Extracted records:
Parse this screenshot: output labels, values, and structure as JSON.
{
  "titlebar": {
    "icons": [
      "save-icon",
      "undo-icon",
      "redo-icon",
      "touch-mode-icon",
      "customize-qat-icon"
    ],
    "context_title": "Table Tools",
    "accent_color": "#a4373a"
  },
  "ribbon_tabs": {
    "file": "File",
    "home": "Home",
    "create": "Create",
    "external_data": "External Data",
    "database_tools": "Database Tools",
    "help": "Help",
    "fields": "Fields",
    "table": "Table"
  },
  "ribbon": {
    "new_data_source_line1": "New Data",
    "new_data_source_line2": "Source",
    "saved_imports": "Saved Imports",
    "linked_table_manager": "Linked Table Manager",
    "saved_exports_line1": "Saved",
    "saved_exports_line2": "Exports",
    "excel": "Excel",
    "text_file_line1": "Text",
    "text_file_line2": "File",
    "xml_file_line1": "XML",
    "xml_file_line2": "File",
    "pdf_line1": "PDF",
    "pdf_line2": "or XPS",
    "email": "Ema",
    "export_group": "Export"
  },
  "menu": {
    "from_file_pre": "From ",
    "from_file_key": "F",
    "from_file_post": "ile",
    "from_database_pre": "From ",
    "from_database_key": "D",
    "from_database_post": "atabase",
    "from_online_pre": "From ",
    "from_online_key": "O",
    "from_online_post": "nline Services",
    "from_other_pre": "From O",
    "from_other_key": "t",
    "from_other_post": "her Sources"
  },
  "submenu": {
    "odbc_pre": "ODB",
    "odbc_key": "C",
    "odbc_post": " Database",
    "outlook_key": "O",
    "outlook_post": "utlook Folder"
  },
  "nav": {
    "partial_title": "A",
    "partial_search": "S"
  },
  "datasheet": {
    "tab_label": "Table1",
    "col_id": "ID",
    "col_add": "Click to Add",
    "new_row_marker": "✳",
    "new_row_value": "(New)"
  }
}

### The task
Each line above is to be repeated exactly.

### Full response
Parse this screenshot: output labels, values, and structure as JSON.
{
  "titlebar": {
    "icons": [
      "save-icon",
      "undo-icon",
      "redo-icon",
      "touch-mode-icon",
      "customize-qat-icon"
    ],
    "context_title": "Table Tools",
    "accent_color": "#a4373a"
  },
  "ribbon_tabs": {
    "file": "File",
    "home": "Home",
    "create": "Create",
    "external_data": "External Data",
    "database_tools": "Database Tools",
    "help": "Help",
    "fields": "Fields",
    "table": "Table"
  },
  "ribbon": {
    "new_data_source_line1": "New Data",
    "new_data_source_line2": "Source",
    "saved_imports": "Saved Imports",
    "linked_table_manager": "Linked Table Manager",
    "saved_exports_line1": "Saved",
    "saved_exports_line2": "Exports",
    "excel": "Excel",
    "text_file_line1": "Text",
    "text_file_line2": "File",
    "xml_file_line1": "XML",
    "xml_file_line2": "File",
    "pdf_line1": "PDF",
    "pdf_line2": "or XPS",
    "email": "Ema",
    "export_group": "Export"
  },
  "menu": {
    "from_file_pre": "From ",
    "from_file_key": "F",
    "from_file_post": "ile",
    "from_database_pre": "From ",
    "from_database_key": "D",
    "from_database_post": "atabase",
    "from_online_pre": "From ",
    "from_online_key": "O",
    "from_online_post": "nline Services",
    "from_other_pre": "From O",
    "from_other_key": "t",
    "from_other_post": "her Sources"
  },
  "submenu": {
    "odbc_pre": "ODB",
    "odbc_key": "C",
    "odbc_post": " Database",
    "outlook_key": "O",
    "outlook_post": "utlook Folder"
  },
  "nav": {
    "partial_title": "A",
    "partial_search": "S"
  },
  "datasheet": {
    "tab_label": "Table1",
    "col_id": "ID",
    "col_add": "Click to Add",
    "new_row_marker": "✳",
    "new_row_value": "(New)"
  }
}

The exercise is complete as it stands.